**Supplied material:**
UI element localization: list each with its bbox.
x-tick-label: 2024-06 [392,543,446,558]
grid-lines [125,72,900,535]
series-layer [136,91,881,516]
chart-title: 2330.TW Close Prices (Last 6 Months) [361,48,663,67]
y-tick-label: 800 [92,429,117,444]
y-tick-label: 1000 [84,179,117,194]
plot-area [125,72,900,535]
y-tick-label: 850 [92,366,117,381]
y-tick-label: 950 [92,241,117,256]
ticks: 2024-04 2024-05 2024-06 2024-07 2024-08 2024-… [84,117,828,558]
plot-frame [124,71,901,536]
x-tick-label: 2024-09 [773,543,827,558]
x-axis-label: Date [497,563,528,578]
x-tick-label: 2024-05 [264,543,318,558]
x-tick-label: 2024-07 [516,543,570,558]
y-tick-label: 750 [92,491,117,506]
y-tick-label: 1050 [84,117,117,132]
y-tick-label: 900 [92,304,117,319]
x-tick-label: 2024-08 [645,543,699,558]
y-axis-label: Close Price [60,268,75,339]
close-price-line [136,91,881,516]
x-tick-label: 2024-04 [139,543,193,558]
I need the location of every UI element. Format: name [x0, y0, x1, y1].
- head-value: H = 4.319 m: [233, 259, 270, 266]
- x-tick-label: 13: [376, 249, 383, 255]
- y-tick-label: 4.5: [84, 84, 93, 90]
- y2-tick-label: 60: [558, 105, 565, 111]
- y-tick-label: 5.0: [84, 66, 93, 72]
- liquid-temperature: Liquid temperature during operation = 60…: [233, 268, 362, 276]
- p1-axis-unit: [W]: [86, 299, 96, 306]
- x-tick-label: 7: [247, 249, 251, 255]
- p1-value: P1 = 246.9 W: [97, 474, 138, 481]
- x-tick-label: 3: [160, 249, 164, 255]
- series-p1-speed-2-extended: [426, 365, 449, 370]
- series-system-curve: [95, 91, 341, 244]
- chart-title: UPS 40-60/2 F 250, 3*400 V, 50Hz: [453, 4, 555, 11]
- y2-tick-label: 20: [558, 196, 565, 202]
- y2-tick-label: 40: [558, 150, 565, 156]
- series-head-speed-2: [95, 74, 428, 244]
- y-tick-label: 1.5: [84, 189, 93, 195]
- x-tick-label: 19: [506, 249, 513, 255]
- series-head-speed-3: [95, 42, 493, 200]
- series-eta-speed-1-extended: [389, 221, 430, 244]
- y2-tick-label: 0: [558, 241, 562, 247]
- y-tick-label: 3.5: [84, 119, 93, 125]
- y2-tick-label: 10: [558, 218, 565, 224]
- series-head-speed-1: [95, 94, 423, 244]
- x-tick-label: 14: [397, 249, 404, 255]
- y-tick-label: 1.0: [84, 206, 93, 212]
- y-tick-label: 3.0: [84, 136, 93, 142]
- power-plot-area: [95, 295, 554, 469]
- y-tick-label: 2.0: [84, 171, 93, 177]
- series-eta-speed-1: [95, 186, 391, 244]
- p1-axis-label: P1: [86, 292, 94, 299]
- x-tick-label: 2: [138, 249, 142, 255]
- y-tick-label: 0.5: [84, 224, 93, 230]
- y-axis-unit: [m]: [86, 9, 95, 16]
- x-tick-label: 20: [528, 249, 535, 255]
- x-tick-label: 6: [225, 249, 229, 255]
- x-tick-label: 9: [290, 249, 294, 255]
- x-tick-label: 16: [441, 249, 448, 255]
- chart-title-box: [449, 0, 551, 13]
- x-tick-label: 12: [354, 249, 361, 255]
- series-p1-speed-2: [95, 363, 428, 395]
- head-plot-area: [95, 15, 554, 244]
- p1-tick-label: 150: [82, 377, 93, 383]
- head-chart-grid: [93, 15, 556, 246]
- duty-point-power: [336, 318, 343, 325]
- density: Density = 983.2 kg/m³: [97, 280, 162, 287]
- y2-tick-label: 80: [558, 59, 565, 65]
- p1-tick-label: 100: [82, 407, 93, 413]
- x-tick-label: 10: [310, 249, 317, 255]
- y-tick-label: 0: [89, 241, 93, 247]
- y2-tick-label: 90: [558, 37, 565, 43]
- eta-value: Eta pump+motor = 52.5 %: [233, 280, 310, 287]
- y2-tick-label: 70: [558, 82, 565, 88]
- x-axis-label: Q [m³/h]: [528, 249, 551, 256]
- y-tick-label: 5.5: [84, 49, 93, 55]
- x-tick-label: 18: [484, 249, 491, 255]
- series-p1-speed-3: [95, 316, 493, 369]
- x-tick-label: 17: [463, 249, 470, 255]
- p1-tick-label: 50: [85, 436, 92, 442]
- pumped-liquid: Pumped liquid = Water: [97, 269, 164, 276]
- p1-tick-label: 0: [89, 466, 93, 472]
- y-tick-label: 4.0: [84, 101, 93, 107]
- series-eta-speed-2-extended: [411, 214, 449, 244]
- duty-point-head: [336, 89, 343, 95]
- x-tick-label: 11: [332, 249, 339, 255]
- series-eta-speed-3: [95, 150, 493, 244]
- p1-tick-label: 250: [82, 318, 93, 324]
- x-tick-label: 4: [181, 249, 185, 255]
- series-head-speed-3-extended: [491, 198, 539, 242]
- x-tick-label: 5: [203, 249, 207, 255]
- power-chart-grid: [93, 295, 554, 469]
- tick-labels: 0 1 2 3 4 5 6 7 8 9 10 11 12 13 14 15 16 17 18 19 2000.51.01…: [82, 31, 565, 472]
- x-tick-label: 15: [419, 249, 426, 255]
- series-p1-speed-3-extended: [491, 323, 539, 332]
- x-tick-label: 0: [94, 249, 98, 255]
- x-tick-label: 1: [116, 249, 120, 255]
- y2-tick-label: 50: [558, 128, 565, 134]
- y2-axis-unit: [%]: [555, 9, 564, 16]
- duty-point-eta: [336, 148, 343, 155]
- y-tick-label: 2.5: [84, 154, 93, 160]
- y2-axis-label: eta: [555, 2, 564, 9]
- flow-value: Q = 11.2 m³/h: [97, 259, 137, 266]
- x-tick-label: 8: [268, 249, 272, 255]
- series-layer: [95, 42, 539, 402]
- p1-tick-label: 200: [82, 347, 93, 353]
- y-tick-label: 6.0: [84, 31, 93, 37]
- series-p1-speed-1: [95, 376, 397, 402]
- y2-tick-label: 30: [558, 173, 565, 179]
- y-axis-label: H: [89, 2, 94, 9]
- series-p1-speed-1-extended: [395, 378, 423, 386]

**Exercise instructions:**
Put every line of the records above into a single numbered list, leaving out any blank lines.

**Solution below:**
1. UI element localization: list each with its bbox.
2. x-tick-label: 2024-06 [392,543,446,558]
3. grid-lines [125,72,900,535]
4. series-layer [136,91,881,516]
5. chart-title: 2330.TW Close Prices (Last 6 Months) [361,48,663,67]
6. y-tick-label: 800 [92,429,117,444]
7. y-tick-label: 1000 [84,179,117,194]
8. plot-area [125,72,900,535]
9. y-tick-label: 850 [92,366,117,381]
10. y-tick-label: 950 [92,241,117,256]
11. ticks: 2024-04 2024-05 2024-06 2024-07 2024-08 2024-… [84,117,828,558]
12. plot-frame [124,71,901,536]
13. x-tick-label: 2024-09 [773,543,827,558]
14. x-axis-label: Date [497,563,528,578]
15. x-tick-label: 2024-05 [264,543,318,558]
16. x-tick-label: 2024-07 [516,543,570,558]
17. y-tick-label: 750 [92,491,117,506]
18. y-tick-label: 1050 [84,117,117,132]
19. y-tick-label: 900 [92,304,117,319]
20. x-tick-label: 2024-08 [645,543,699,558]
21. y-axis-label: Close Price [60,268,75,339]
22. close-price-line [136,91,881,516]
23. x-tick-label: 2024-04 [139,543,193,558]
24. I need the location of every UI element. Format: name [x0, y0, x1, y1].
25. - head-value: H = 4.319 m: [233, 259, 270, 266]
26. - x-tick-label: 13: [376, 249, 383, 255]
27. - y-tick-label: 4.5: [84, 84, 93, 90]
28. - y2-tick-label: 60: [558, 105, 565, 111]
29. - y-tick-label: 5.0: [84, 66, 93, 72]
30. - liquid-temperature: Liquid temperature during operation = 60…: [233, 268, 362, 276]
31. - p1-axis-unit: [W]: [86, 299, 96, 306]
32. - x-tick-label: 7: [247, 249, 251, 255]
33. - p1-value: P1 = 246.9 W: [97, 474, 138, 481]
34. - x-tick-label: 3: [160, 249, 164, 255]
35. - series-p1-speed-2-extended: [426, 365, 449, 370]
36. - series-system-curve: [95, 91, 341, 244]
37. - chart-title: UPS 40-60/2 F 250, 3*400 V, 50Hz: [453, 4, 555, 11]
38. - y2-tick-label: 20: [558, 196, 565, 202]
39. - y2-tick-label: 40: [558, 150, 565, 156]
40. - series-head-speed-2: [95, 74, 428, 244]
41. - y-tick-label: 1.5: [84, 189, 93, 195]
42. - x-tick-label: 19: [506, 249, 513, 255]
43. - series-head-speed-3: [95, 42, 493, 200]
44. - series-eta-speed-1-extended: [389, 221, 430, 244]
45. - y2-tick-label: 0: [558, 241, 562, 247]
46. - y-tick-label: 3.5: [84, 119, 93, 125]
47. - y2-tick-label: 10: [558, 218, 565, 224]
48. - series-head-speed-1: [95, 94, 423, 244]
49. - x-tick-label: 14: [397, 249, 404, 255]
50. - y-tick-label: 1.0: [84, 206, 93, 212]
51. - y-tick-label: 3.0: [84, 136, 93, 142]
52. - power-plot-area: [95, 295, 554, 469]
53. - y-tick-label: 2.0: [84, 171, 93, 177]
54. - series-eta-speed-1: [95, 186, 391, 244]
55. - p1-axis-label: P1: [86, 292, 94, 299]
56. - x-tick-label: 2: [138, 249, 142, 255]
57. - y-tick-label: 0.5: [84, 224, 93, 230]
58. - y-axis-unit: [m]: [86, 9, 95, 16]
59. - x-tick-label: 20: [528, 249, 535, 255]
60. - x-tick-label: 6: [225, 249, 229, 255]
61. - x-tick-label: 9: [290, 249, 294, 255]
62. - x-tick-label: 16: [441, 249, 448, 255]
63. - chart-title-box: [449, 0, 551, 13]
64. - x-tick-label: 12: [354, 249, 361, 255]
65. - series-p1-speed-2: [95, 363, 428, 395]
66. - head-plot-area: [95, 15, 554, 244]
67. - p1-tick-label: 150: [82, 377, 93, 383]
68. - head-chart-grid: [93, 15, 556, 246]
69. - duty-point-power: [336, 318, 343, 325]
70. - density: Density = 983.2 kg/m³: [97, 280, 162, 287]
71. - y2-tick-label: 80: [558, 59, 565, 65]
72. - p1-tick-label: 100: [82, 407, 93, 413]
73. - x-tick-label: 10: [310, 249, 317, 255]
74. - y-tick-label: 0: [89, 241, 93, 247]
75. - y2-tick-label: 90: [558, 37, 565, 43]
76. - eta-value: Eta pump+motor = 52.5 %: [233, 280, 310, 287]
77. - y2-tick-label: 70: [558, 82, 565, 88]
78. - x-axis-label: Q [m³/h]: [528, 249, 551, 256]
79. - y-tick-label: 5.5: [84, 49, 93, 55]
80. - x-tick-label: 18: [484, 249, 491, 255]
81. - series-p1-speed-3: [95, 316, 493, 369]
82. - x-tick-label: 17: [463, 249, 470, 255]
83. - p1-tick-label: 50: [85, 436, 92, 442]
84. - pumped-liquid: Pumped liquid = Water: [97, 269, 164, 276]
85. - p1-tick-label: 0: [89, 466, 93, 472]
86. - y-tick-label: 4.0: [84, 101, 93, 107]
87. - series-eta-speed-2-extended: [411, 214, 449, 244]
88. - duty-point-head: [336, 89, 343, 95]
89. - x-tick-label: 11: [332, 249, 339, 255]
90. - series-eta-speed-3: [95, 150, 493, 244]
91. - p1-tick-label: 250: [82, 318, 93, 324]
92. - x-tick-label: 4: [181, 249, 185, 255]
93. - series-head-speed-3-extended: [491, 198, 539, 242]
94. - x-tick-label: 5: [203, 249, 207, 255]
95. - power-chart-grid: [93, 295, 554, 469]
96. - tick-labels: 0 1 2 3 4 5 6 7 8 9 10 11 12 13 14 15 16 17 18 19 2000.51.01…: [82, 31, 565, 472]
97. - x-tick-label: 15: [419, 249, 426, 255]
98. - series-p1-speed-3-extended: [491, 323, 539, 332]
99. - x-tick-label: 0: [94, 249, 98, 255]
100. - x-tick-label: 1: [116, 249, 120, 255]
101. - y2-tick-label: 50: [558, 128, 565, 134]
102. - y2-axis-unit: [%]: [555, 9, 564, 16]
103. - duty-point-eta: [336, 148, 343, 155]
104. - y-tick-label: 2.5: [84, 154, 93, 160]
105. - y2-axis-label: eta: [555, 2, 564, 9]
106. - flow-value: Q = 11.2 m³/h: [97, 259, 137, 266]
107. - x-tick-label: 8: [268, 249, 272, 255]
108. - series-layer: [95, 42, 539, 402]
109. - p1-tick-label: 200: [82, 347, 93, 353]
110. - y-tick-label: 6.0: [84, 31, 93, 37]
111. - series-p1-speed-1: [95, 376, 397, 402]
112. - y2-tick-label: 30: [558, 173, 565, 179]
113. - y-axis-label: H: [89, 2, 94, 9]
114. - series-p1-speed-1-extended: [395, 378, 423, 386]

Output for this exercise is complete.